Instructions to follow =
Carry none of the pictures over; write out the complete data exactly.

Extracted information =
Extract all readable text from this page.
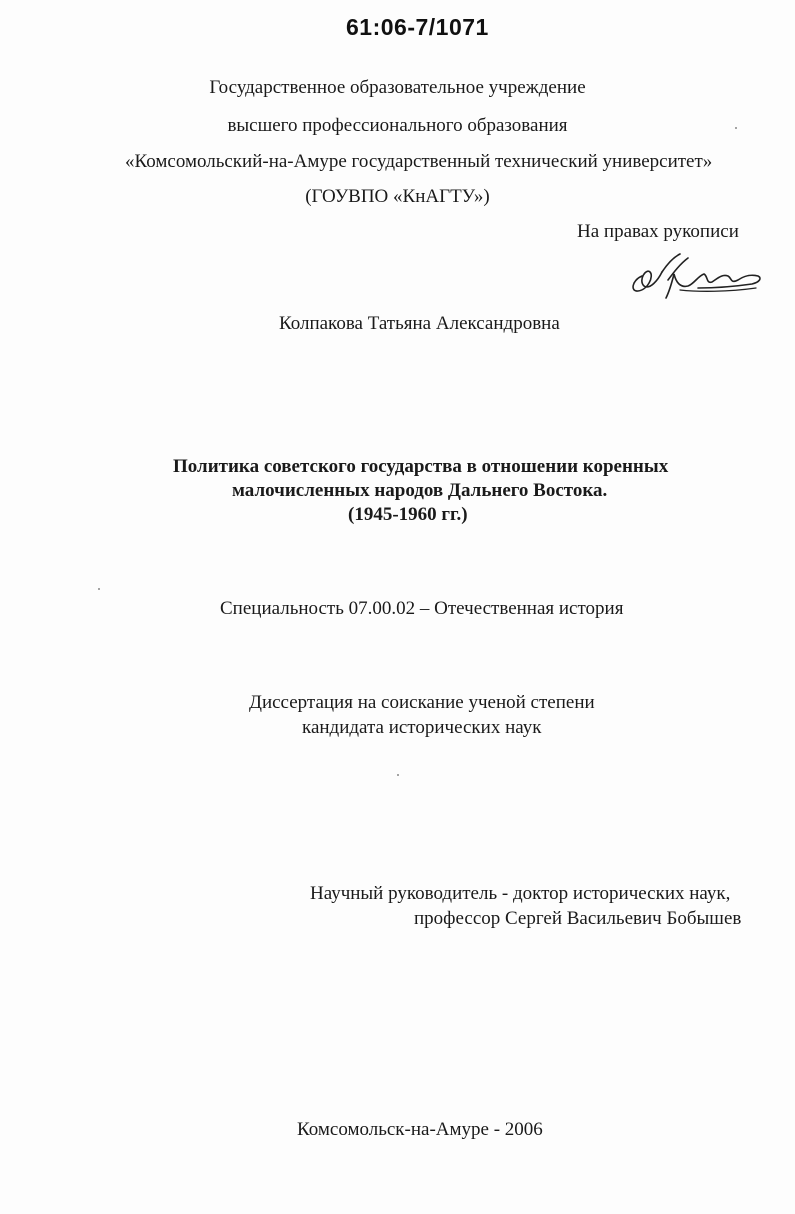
61:06-7/1071
Государственное образовательное учреждение
высшего профессионального образования
«Комсомольский-на-Амуре государственный технический университет»
(ГОУВПО «КнАГТУ»)
На правах рукописи
Колпакова Татьяна Александровна
Политика советского государства в отношении коренных
малочисленных народов Дальнего Востока.
(1945-1960 гг.)
Специальность 07.00.02 – Отечественная история
Диссертация на соискание ученой степени
кандидата исторических наук
Научный руководитель - доктор исторических наук,
профессор Сергей Васильевич Бобышев
Комсомольск-на-Амуре - 2006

Written answer =
Extract all readable text from this page.
61:06-7/1071
Государственное образовательное учреждение
высшего профессионального образования
«Комсомольский-на-Амуре государственный технический университет»
(ГОУВПО «КнАГТУ»)
На правах рукописи
Колпакова Татьяна Александровна
Политика советского государства в отношении коренных
малочисленных народов Дальнего Востока.
(1945-1960 гг.)
Специальность 07.00.02 – Отечественная история
Диссертация на соискание ученой степени
кандидата исторических наук
Научный руководитель - доктор исторических наук,
профессор Сергей Васильевич Бобышев
Комсомольск-на-Амуре - 2006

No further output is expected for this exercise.